╭─ Items

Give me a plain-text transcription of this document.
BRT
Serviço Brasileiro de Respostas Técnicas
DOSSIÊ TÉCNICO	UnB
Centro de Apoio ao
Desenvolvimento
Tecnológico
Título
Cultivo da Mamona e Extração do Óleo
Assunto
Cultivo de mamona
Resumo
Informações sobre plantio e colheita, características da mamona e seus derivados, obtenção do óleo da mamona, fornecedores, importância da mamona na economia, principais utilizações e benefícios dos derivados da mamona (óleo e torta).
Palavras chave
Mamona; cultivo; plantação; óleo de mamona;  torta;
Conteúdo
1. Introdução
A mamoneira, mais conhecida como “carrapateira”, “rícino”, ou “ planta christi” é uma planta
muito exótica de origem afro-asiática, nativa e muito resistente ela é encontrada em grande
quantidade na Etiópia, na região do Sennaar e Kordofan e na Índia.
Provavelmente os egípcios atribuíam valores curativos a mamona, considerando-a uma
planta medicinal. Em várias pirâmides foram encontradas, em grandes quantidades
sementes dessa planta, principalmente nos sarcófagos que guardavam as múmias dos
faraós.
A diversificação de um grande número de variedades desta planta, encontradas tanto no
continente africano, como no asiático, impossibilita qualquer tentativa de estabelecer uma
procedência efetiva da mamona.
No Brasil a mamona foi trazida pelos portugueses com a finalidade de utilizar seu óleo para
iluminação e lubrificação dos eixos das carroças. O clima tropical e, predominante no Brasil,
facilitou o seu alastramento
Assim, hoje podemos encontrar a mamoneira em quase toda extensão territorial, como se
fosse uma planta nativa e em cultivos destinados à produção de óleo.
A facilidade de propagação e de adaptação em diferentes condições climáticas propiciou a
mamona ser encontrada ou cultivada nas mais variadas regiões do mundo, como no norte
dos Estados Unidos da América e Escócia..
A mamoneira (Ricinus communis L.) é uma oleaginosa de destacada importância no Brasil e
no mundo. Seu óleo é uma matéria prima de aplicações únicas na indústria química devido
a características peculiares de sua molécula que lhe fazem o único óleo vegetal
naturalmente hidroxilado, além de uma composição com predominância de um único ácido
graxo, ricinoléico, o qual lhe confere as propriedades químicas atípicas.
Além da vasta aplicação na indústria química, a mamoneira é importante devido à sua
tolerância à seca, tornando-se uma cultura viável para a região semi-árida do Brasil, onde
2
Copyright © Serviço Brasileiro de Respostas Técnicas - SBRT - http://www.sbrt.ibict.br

╰─

## Directions
Tally up the lines with the word "como" in them, and answer with that number by itself.

## The solution
4